> [TASK STATEMENT] Copy all the entries word for word, but omit the pictures.

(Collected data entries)
───
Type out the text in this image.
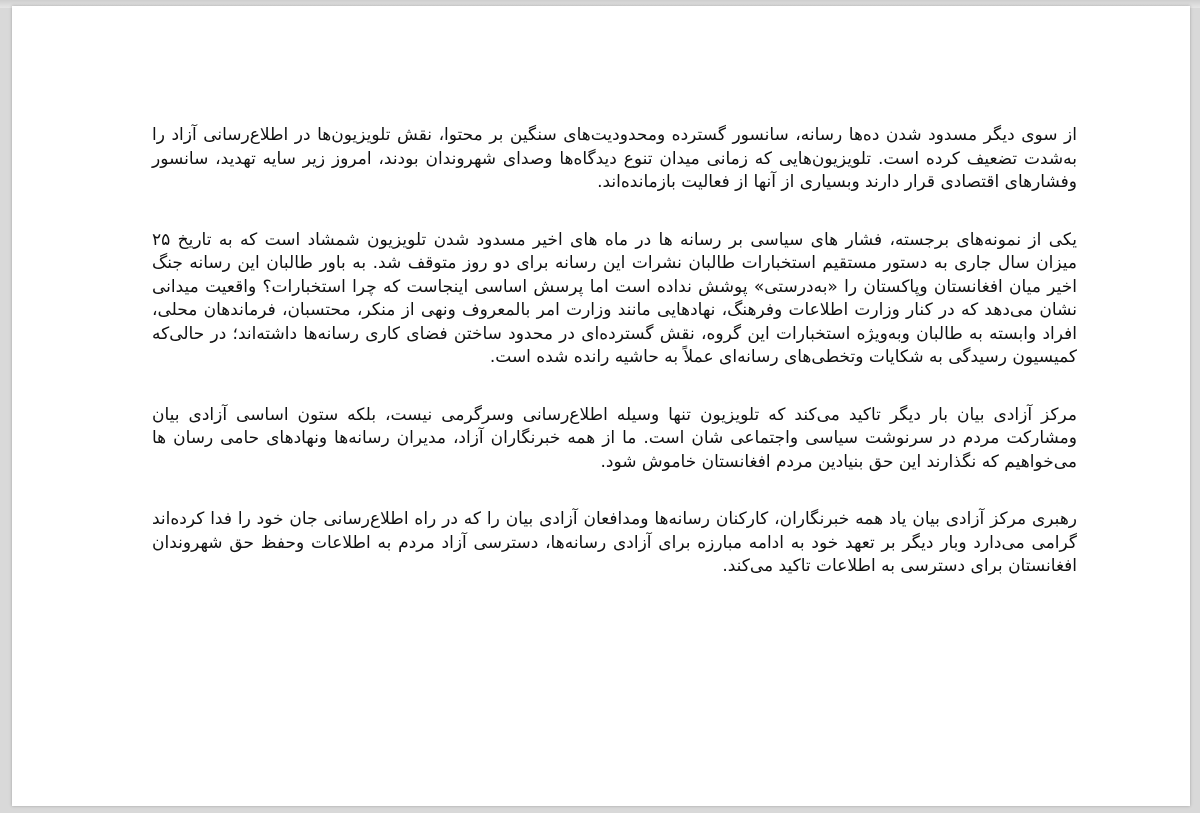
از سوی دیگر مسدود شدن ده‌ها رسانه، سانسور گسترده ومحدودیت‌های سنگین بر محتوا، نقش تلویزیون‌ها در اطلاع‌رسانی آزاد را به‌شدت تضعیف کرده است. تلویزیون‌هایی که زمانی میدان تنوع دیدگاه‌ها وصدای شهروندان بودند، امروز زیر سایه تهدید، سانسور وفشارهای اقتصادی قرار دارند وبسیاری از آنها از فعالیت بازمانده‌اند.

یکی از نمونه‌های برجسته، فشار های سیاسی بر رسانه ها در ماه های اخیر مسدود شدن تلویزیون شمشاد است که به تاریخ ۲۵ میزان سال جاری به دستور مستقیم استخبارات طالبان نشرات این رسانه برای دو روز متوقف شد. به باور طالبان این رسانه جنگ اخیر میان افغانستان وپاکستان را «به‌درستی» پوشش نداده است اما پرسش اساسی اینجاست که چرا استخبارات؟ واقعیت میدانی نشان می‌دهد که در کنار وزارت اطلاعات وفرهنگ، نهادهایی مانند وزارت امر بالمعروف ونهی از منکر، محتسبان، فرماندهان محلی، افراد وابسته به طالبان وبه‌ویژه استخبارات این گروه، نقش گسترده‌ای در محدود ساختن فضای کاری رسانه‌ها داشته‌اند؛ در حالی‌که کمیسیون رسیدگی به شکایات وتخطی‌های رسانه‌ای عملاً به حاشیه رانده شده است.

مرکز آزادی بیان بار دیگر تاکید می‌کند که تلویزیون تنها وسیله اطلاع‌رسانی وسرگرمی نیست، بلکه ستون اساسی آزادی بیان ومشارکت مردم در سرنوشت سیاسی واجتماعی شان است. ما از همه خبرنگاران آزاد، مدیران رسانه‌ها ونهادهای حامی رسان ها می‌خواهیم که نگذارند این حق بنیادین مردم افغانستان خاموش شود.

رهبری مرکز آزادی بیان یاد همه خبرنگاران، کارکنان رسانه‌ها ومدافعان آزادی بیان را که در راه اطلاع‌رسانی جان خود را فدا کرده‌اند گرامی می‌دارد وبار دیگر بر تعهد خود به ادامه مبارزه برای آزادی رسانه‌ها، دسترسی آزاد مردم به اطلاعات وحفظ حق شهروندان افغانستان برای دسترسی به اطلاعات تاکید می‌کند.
───
> [SOLUTION TO THE PROBLEM]
Type out the text in this image.
از سوی دیگر مسدود شدن ده‌ها رسانه، سانسور گسترده ومحدودیت‌های سنگین بر محتوا، نقش تلویزیون‌ها در اطلاع‌رسانی آزاد را به‌شدت تضعیف کرده است. تلویزیون‌هایی که زمانی میدان تنوع دیدگاه‌ها وصدای شهروندان بودند، امروز زیر سایه تهدید، سانسور وفشارهای اقتصادی قرار دارند وبسیاری از آنها از فعالیت بازمانده‌اند.

یکی از نمونه‌های برجسته، فشار های سیاسی بر رسانه ها در ماه های اخیر مسدود شدن تلویزیون شمشاد است که به تاریخ ۲۵ میزان سال جاری به دستور مستقیم استخبارات طالبان نشرات این رسانه برای دو روز متوقف شد. به باور طالبان این رسانه جنگ اخیر میان افغانستان وپاکستان را «به‌درستی» پوشش نداده است اما پرسش اساسی اینجاست که چرا استخبارات؟ واقعیت میدانی نشان می‌دهد که در کنار وزارت اطلاعات وفرهنگ، نهادهایی مانند وزارت امر بالمعروف ونهی از منکر، محتسبان، فرماندهان محلی، افراد وابسته به طالبان وبه‌ویژه استخبارات این گروه، نقش گسترده‌ای در محدود ساختن فضای کاری رسانه‌ها داشته‌اند؛ در حالی‌که کمیسیون رسیدگی به شکایات وتخطی‌های رسانه‌ای عملاً به حاشیه رانده شده است.

مرکز آزادی بیان بار دیگر تاکید می‌کند که تلویزیون تنها وسیله اطلاع‌رسانی وسرگرمی نیست، بلکه ستون اساسی آزادی بیان ومشارکت مردم در سرنوشت سیاسی واجتماعی شان است. ما از همه خبرنگاران آزاد، مدیران رسانه‌ها ونهادهای حامی رسان ها می‌خواهیم که نگذارند این حق بنیادین مردم افغانستان خاموش شود.

رهبری مرکز آزادی بیان یاد همه خبرنگاران، کارکنان رسانه‌ها ومدافعان آزادی بیان را که در راه اطلاع‌رسانی جان خود را فدا کرده‌اند گرامی می‌دارد وبار دیگر بر تعهد خود به ادامه مبارزه برای آزادی رسانه‌ها، دسترسی آزاد مردم به اطلاعات وحفظ حق شهروندان افغانستان برای دسترسی به اطلاعات تاکید می‌کند.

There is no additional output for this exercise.